- DATA FOR THIS EXERCISE
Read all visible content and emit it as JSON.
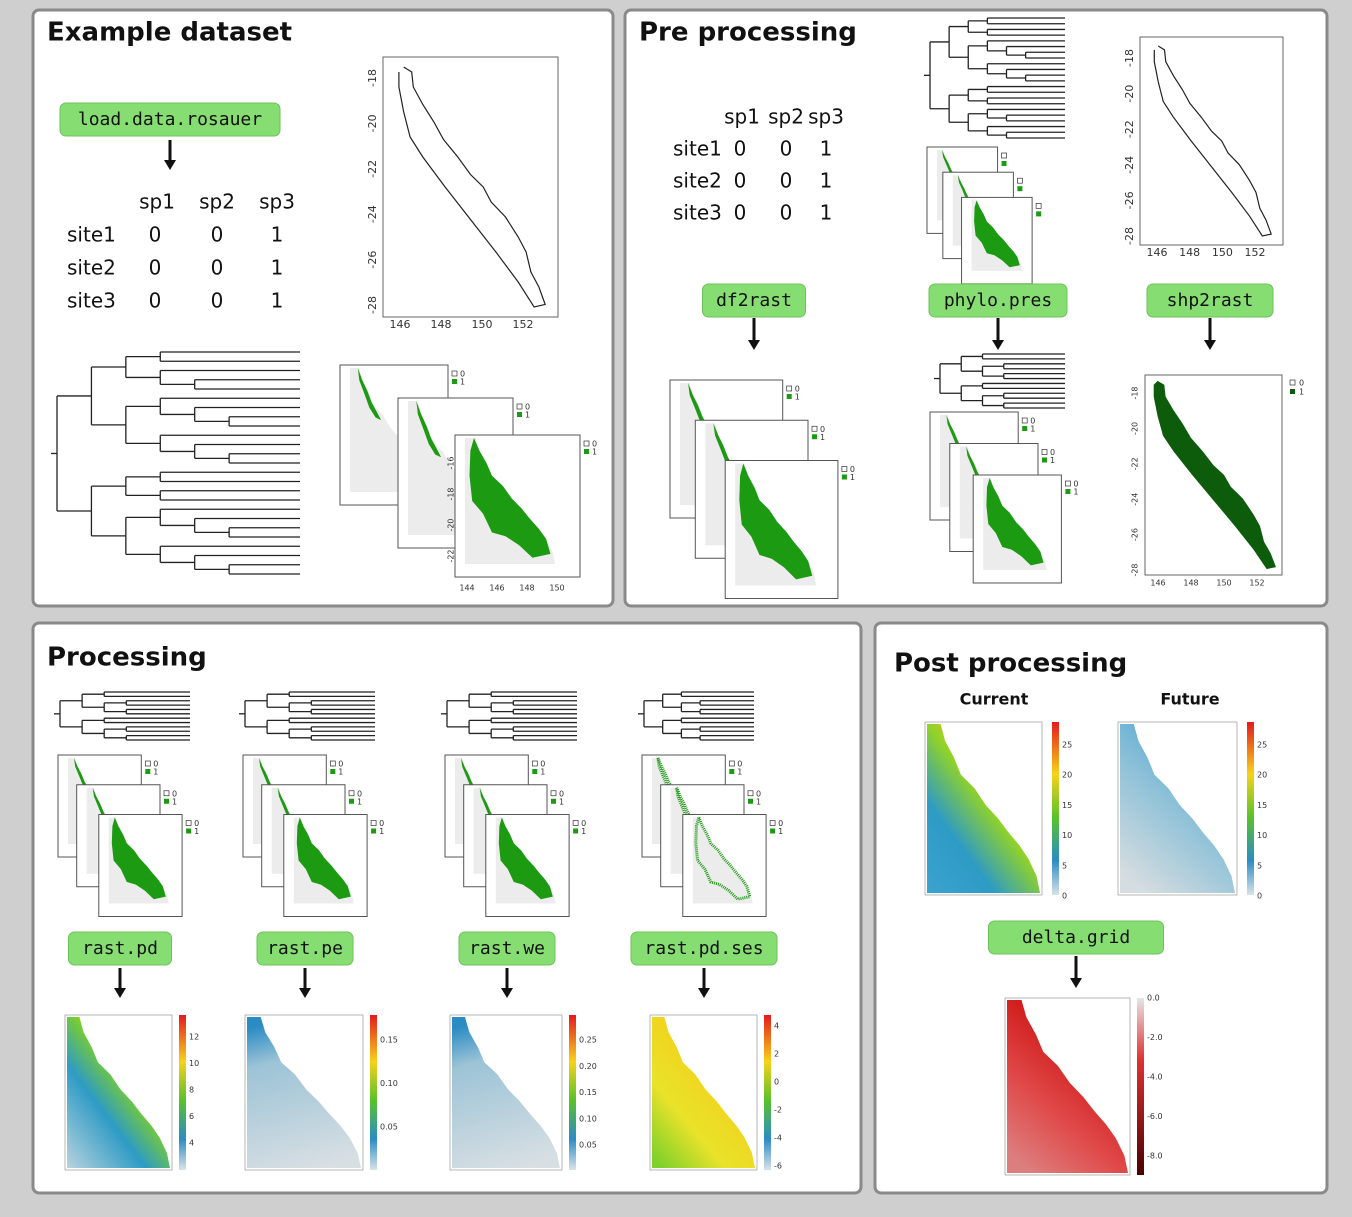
{
  "raster_legend": [
    "0",
    "1"
  ],
  "example": {
    "title": "Example dataset",
    "function": "load.data.rosauer",
    "table": {
      "header": [
        "sp1",
        "sp2",
        "sp3"
      ],
      "rows": [
        {
          "site": "site1",
          "values": [
            0,
            0,
            1
          ]
        },
        {
          "site": "site2",
          "values": [
            0,
            0,
            1
          ]
        },
        {
          "site": "site3",
          "values": [
            0,
            0,
            1
          ]
        }
      ]
    },
    "map": {
      "xticks": [
        "146",
        "148",
        "150",
        "152"
      ],
      "yticks": [
        "-18",
        "-20",
        "-22",
        "-24",
        "-26",
        "-28"
      ]
    },
    "raster": {
      "xticks": [
        "144",
        "146",
        "148",
        "150"
      ],
      "yticks": [
        "-16",
        "-18",
        "-20",
        "-22"
      ]
    }
  },
  "pre": {
    "title": "Pre processing",
    "table": {
      "header": [
        "sp1",
        "sp2",
        "sp3"
      ],
      "rows": [
        {
          "site": "site1",
          "values": [
            0,
            0,
            1
          ]
        },
        {
          "site": "site2",
          "values": [
            0,
            0,
            1
          ]
        },
        {
          "site": "site3",
          "values": [
            0,
            0,
            1
          ]
        }
      ]
    },
    "functions": [
      "df2rast",
      "phylo.pres",
      "shp2rast"
    ],
    "map": {
      "xticks": [
        "146",
        "148",
        "150",
        "152"
      ],
      "yticks": [
        "-18",
        "-20",
        "-22",
        "-24",
        "-26",
        "-28"
      ]
    },
    "shp_raster": {
      "xticks": [
        "146",
        "148",
        "150",
        "152"
      ],
      "yticks": [
        "-18",
        "-20",
        "-22",
        "-24",
        "-26",
        "-28"
      ]
    }
  },
  "processing": {
    "title": "Processing",
    "functions": [
      "rast.pd",
      "rast.pe",
      "rast.we",
      "rast.pd.ses"
    ],
    "colorbars": [
      [
        "12",
        "10",
        "8",
        "6",
        "4"
      ],
      [
        "0.15",
        "0.10",
        "0.05"
      ],
      [
        "0.25",
        "0.20",
        "0.15",
        "0.10",
        "0.05"
      ],
      [
        "4",
        "2",
        "0",
        "-2",
        "-4",
        "-6"
      ]
    ]
  },
  "post": {
    "title": "Post processing",
    "current": "Current",
    "future": "Future",
    "current_colorbar": [
      "25",
      "20",
      "15",
      "10",
      "5",
      "0"
    ],
    "future_colorbar": [
      "25",
      "20",
      "15",
      "10",
      "5",
      "0"
    ],
    "function": "delta.grid",
    "delta_colorbar": [
      "0.0",
      "-2.0",
      "-4.0",
      "-6.0",
      "-8.0"
    ]
  }
}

- AIM
Output every entry word for word, but omit the pictures.

- RESPONSE TO THE TASK
Read all visible content and emit it as JSON.
{
  "raster_legend": [
    "0",
    "1"
  ],
  "example": {
    "title": "Example dataset",
    "function": "load.data.rosauer",
    "table": {
      "header": [
        "sp1",
        "sp2",
        "sp3"
      ],
      "rows": [
        {
          "site": "site1",
          "values": [
            0,
            0,
            1
          ]
        },
        {
          "site": "site2",
          "values": [
            0,
            0,
            1
          ]
        },
        {
          "site": "site3",
          "values": [
            0,
            0,
            1
          ]
        }
      ]
    },
    "map": {
      "xticks": [
        "146",
        "148",
        "150",
        "152"
      ],
      "yticks": [
        "-18",
        "-20",
        "-22",
        "-24",
        "-26",
        "-28"
      ]
    },
    "raster": {
      "xticks": [
        "144",
        "146",
        "148",
        "150"
      ],
      "yticks": [
        "-16",
        "-18",
        "-20",
        "-22"
      ]
    }
  },
  "pre": {
    "title": "Pre processing",
    "table": {
      "header": [
        "sp1",
        "sp2",
        "sp3"
      ],
      "rows": [
        {
          "site": "site1",
          "values": [
            0,
            0,
            1
          ]
        },
        {
          "site": "site2",
          "values": [
            0,
            0,
            1
          ]
        },
        {
          "site": "site3",
          "values": [
            0,
            0,
            1
          ]
        }
      ]
    },
    "functions": [
      "df2rast",
      "phylo.pres",
      "shp2rast"
    ],
    "map": {
      "xticks": [
        "146",
        "148",
        "150",
        "152"
      ],
      "yticks": [
        "-18",
        "-20",
        "-22",
        "-24",
        "-26",
        "-28"
      ]
    },
    "shp_raster": {
      "xticks": [
        "146",
        "148",
        "150",
        "152"
      ],
      "yticks": [
        "-18",
        "-20",
        "-22",
        "-24",
        "-26",
        "-28"
      ]
    }
  },
  "processing": {
    "title": "Processing",
    "functions": [
      "rast.pd",
      "rast.pe",
      "rast.we",
      "rast.pd.ses"
    ],
    "colorbars": [
      [
        "12",
        "10",
        "8",
        "6",
        "4"
      ],
      [
        "0.15",
        "0.10",
        "0.05"
      ],
      [
        "0.25",
        "0.20",
        "0.15",
        "0.10",
        "0.05"
      ],
      [
        "4",
        "2",
        "0",
        "-2",
        "-4",
        "-6"
      ]
    ]
  },
  "post": {
    "title": "Post processing",
    "current": "Current",
    "future": "Future",
    "current_colorbar": [
      "25",
      "20",
      "15",
      "10",
      "5",
      "0"
    ],
    "future_colorbar": [
      "25",
      "20",
      "15",
      "10",
      "5",
      "0"
    ],
    "function": "delta.grid",
    "delta_colorbar": [
      "0.0",
      "-2.0",
      "-4.0",
      "-6.0",
      "-8.0"
    ]
  }
}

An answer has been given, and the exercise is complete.